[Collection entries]
- - - - - - -
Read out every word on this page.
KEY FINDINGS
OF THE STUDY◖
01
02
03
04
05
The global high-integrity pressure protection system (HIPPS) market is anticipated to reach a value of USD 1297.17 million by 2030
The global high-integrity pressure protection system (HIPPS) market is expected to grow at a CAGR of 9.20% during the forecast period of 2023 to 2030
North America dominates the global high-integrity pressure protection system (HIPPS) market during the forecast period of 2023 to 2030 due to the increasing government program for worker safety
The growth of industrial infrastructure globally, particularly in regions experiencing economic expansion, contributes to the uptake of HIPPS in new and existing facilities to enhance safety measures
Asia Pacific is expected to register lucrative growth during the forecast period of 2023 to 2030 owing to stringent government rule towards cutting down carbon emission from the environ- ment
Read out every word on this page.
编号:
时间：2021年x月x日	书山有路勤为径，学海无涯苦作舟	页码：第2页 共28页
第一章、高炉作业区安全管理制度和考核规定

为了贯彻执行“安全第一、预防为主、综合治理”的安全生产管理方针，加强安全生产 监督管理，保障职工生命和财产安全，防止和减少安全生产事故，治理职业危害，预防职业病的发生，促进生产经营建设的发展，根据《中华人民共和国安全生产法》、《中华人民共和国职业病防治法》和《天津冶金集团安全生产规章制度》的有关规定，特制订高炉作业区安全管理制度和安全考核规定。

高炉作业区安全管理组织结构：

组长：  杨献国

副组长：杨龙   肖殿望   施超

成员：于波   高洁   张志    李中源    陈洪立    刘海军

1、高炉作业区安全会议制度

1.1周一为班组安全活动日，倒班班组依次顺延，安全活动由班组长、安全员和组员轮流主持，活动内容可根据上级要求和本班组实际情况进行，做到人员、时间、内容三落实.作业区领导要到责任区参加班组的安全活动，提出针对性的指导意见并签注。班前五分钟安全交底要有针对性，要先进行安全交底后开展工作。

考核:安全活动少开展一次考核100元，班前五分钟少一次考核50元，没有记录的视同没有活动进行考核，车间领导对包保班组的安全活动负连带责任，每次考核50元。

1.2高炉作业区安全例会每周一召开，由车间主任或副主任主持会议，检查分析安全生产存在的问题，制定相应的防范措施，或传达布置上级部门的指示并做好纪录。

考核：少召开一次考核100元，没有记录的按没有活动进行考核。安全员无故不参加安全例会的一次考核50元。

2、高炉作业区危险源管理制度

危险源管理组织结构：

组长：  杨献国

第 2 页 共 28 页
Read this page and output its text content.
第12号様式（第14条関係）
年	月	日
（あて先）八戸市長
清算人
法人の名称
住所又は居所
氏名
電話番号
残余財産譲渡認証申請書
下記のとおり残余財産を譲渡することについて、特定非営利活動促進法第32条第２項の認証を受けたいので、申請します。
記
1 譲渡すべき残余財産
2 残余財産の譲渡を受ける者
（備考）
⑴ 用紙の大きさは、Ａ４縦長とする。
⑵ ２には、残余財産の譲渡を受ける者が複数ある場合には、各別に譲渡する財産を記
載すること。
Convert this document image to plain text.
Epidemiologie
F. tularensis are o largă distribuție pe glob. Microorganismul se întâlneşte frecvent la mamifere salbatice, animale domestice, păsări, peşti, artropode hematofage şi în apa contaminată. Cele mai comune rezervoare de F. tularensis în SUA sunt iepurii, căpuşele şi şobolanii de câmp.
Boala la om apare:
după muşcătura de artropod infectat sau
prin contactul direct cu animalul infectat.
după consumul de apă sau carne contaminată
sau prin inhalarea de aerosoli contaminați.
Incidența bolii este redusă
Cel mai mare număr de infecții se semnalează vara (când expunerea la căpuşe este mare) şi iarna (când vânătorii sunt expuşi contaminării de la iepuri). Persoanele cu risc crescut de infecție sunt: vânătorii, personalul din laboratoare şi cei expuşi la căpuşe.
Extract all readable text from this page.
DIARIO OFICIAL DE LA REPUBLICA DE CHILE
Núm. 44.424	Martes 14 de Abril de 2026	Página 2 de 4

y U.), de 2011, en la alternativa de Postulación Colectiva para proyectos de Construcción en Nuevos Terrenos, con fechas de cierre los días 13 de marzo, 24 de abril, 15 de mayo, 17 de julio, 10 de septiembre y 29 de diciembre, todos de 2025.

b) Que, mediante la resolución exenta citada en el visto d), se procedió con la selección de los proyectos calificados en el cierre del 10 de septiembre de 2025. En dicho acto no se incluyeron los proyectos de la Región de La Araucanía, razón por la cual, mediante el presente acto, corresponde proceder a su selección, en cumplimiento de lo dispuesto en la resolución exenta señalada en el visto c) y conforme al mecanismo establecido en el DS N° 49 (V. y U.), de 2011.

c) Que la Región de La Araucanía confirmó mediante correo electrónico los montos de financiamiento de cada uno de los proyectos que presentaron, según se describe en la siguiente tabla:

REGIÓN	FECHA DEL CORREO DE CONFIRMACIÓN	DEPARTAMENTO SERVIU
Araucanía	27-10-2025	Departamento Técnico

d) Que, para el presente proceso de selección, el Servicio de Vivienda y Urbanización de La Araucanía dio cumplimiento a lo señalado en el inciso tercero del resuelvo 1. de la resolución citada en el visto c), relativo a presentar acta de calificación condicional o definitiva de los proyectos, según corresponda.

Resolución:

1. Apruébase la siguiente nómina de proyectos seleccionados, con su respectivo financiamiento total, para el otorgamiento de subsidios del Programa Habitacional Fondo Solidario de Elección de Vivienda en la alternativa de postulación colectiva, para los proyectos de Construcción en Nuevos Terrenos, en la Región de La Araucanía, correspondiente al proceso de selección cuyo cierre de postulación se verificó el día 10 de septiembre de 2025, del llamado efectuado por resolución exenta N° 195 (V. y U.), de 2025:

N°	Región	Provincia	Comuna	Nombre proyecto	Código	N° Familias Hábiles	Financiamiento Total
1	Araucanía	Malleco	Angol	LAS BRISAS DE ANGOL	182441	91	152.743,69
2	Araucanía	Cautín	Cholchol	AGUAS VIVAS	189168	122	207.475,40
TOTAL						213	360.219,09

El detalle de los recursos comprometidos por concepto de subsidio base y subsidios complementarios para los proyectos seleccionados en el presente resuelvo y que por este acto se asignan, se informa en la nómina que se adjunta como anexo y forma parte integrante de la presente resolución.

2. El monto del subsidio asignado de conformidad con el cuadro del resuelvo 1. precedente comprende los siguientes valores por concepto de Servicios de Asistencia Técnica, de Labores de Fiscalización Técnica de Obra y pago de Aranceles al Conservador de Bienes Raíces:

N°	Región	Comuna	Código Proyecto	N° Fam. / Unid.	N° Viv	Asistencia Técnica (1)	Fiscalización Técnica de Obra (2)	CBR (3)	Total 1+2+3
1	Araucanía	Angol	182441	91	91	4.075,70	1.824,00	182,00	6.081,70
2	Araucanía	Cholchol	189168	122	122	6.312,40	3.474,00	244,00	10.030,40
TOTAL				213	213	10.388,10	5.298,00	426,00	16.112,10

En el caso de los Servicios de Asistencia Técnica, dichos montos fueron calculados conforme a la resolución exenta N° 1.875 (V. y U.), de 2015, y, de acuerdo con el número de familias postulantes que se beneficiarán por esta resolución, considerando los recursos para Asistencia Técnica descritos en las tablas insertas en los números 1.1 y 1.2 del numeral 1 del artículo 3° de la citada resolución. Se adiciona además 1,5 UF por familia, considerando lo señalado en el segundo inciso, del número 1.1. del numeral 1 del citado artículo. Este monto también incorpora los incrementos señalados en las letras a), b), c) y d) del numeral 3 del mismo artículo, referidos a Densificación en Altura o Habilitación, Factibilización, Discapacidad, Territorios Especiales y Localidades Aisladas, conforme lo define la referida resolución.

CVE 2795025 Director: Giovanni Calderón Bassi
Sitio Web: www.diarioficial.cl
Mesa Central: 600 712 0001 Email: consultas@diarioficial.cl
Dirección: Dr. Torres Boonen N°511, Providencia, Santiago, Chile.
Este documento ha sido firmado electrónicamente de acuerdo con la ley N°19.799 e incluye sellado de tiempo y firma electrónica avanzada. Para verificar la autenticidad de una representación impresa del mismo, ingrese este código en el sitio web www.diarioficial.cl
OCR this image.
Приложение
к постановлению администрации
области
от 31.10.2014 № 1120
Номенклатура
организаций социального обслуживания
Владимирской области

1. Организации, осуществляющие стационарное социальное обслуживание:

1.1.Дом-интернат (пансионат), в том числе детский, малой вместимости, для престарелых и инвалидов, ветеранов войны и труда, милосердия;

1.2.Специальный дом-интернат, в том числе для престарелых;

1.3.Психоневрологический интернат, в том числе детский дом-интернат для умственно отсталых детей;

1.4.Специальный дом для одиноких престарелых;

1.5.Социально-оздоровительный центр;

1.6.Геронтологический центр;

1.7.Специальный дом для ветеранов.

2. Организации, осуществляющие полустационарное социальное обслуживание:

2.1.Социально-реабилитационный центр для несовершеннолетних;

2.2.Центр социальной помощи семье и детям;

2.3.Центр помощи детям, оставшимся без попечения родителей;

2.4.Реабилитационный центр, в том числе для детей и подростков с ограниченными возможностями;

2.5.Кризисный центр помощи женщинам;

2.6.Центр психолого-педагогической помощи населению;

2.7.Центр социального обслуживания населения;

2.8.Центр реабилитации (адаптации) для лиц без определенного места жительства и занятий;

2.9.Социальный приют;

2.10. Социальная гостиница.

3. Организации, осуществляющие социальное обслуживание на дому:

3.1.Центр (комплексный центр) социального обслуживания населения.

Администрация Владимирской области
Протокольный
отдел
- - - - - - -
### Written problem:
What is the number of lines in the data holding the word "престарелых"? Reply with that number only.

### Written response:
3